## What needs to be done
Locate the lines that hold the string "действий". Copy every such line.

## Stored rows
+++

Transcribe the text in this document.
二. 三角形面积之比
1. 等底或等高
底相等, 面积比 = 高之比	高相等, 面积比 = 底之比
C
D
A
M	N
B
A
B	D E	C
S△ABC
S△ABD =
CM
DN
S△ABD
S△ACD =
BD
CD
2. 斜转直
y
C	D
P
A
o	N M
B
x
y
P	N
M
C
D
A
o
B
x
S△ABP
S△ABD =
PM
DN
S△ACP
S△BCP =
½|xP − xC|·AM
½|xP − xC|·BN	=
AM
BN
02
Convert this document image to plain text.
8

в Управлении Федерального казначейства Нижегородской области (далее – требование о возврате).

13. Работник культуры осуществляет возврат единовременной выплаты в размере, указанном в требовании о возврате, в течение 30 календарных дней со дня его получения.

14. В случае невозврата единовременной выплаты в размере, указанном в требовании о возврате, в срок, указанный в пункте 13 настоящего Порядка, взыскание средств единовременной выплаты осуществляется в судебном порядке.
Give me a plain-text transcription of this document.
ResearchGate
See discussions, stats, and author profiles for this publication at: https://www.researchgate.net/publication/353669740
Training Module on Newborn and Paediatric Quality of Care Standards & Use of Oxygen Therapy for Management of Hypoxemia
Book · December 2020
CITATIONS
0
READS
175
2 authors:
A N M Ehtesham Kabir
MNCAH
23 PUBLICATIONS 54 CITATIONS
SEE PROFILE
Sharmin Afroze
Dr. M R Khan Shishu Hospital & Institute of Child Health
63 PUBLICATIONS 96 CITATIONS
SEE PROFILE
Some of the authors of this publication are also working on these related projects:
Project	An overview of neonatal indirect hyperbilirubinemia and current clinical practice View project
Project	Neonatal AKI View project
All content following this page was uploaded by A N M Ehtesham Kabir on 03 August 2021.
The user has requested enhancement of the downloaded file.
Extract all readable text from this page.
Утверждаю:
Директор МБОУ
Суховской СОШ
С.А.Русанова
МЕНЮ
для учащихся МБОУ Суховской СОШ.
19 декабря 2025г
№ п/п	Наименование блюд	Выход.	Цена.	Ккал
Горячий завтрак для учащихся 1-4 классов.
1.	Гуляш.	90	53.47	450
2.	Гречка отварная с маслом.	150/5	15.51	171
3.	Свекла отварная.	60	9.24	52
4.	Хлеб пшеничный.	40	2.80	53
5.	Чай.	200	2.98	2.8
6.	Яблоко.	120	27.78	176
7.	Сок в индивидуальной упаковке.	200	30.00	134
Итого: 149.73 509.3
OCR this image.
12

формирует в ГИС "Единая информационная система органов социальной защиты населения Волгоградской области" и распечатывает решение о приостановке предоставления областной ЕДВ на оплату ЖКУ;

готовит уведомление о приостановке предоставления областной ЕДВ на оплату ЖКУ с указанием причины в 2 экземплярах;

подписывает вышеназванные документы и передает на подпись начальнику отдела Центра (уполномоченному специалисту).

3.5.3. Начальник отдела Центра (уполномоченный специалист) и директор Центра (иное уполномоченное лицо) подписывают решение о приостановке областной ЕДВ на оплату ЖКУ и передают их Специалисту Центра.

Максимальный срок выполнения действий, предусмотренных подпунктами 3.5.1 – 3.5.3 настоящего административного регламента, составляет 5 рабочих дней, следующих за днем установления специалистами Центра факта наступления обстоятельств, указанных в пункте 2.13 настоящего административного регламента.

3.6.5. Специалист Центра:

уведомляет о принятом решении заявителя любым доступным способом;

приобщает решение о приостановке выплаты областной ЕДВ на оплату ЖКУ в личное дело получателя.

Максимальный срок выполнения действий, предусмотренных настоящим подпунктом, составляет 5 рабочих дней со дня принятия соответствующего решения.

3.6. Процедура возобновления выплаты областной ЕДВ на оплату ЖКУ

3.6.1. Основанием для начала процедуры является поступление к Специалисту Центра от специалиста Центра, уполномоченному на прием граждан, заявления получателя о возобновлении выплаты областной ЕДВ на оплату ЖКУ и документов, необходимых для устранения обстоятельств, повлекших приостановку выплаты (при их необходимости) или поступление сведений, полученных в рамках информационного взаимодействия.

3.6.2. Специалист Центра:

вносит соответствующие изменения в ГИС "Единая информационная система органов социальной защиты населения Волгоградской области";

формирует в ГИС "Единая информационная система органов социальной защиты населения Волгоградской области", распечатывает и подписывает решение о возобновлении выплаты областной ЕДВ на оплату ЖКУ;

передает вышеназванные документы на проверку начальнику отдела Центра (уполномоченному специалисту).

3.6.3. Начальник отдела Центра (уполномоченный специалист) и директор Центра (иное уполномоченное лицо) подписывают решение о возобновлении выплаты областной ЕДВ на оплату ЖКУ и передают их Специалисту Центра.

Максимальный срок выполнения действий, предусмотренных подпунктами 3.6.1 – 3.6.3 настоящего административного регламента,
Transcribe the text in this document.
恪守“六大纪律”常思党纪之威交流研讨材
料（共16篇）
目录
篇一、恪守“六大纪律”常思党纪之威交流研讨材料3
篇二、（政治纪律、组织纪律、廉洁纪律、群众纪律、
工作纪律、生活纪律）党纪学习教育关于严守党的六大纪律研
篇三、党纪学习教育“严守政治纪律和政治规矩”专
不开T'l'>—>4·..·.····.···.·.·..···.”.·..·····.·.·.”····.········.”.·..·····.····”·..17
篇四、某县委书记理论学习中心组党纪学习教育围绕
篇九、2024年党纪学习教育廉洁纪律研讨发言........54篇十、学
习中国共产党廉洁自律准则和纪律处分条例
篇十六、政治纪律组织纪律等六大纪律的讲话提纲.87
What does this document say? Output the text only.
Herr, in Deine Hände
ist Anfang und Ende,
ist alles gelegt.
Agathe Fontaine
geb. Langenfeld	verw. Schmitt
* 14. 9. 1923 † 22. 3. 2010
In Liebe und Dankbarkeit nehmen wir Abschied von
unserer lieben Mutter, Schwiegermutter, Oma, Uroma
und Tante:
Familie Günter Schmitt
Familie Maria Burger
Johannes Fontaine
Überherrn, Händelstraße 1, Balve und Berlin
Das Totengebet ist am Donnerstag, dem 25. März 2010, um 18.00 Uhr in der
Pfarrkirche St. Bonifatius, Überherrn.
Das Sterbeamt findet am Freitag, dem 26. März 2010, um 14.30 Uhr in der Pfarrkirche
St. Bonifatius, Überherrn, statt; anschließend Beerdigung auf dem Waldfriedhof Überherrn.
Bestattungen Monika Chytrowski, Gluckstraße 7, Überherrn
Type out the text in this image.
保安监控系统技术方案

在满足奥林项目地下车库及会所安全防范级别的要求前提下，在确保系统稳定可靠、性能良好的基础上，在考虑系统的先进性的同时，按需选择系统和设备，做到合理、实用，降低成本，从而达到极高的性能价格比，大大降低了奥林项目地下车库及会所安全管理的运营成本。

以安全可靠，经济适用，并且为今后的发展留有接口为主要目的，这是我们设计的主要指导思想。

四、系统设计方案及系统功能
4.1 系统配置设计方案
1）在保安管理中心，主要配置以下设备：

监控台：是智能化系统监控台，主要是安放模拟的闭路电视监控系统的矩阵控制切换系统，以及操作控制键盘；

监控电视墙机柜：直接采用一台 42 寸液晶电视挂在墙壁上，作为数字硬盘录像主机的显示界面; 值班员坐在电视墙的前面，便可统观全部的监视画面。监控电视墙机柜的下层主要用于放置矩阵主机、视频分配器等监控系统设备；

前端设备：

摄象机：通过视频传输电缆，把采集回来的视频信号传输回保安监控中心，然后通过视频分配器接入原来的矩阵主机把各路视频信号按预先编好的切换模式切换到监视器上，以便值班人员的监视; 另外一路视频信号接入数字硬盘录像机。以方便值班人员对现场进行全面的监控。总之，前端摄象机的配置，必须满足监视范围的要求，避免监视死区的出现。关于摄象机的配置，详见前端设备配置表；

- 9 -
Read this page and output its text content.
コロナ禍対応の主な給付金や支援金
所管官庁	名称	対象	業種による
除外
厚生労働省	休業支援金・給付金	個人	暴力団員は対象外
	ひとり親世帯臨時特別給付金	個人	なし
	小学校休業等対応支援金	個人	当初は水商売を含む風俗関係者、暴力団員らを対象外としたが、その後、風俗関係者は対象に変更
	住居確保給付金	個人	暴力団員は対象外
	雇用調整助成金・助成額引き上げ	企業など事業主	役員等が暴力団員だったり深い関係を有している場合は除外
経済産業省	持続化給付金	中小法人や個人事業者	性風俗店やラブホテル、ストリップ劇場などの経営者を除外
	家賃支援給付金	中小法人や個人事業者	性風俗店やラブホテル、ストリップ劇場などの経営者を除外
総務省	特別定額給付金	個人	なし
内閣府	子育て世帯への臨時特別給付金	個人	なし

+++

## Task result
Максимальный срок выполнения действий, предусмотренных подпунктами 3.5.1 – 3.5.3 настоящего административного регламента, составляет 5 рабочих дней, следующих за днем установления специалистами Центра факта наступления обстоятельств, указанных в пункте 2.13 настоящего административного регламента.
Максимальный срок выполнения действий, предусмотренных настоящим подпунктом, составляет 5 рабочих дней со дня принятия соответствующего решения.
Максимальный срок выполнения действий, предусмотренных подпунктами 3.6.1 – 3.6.3 настоящего административного регламента,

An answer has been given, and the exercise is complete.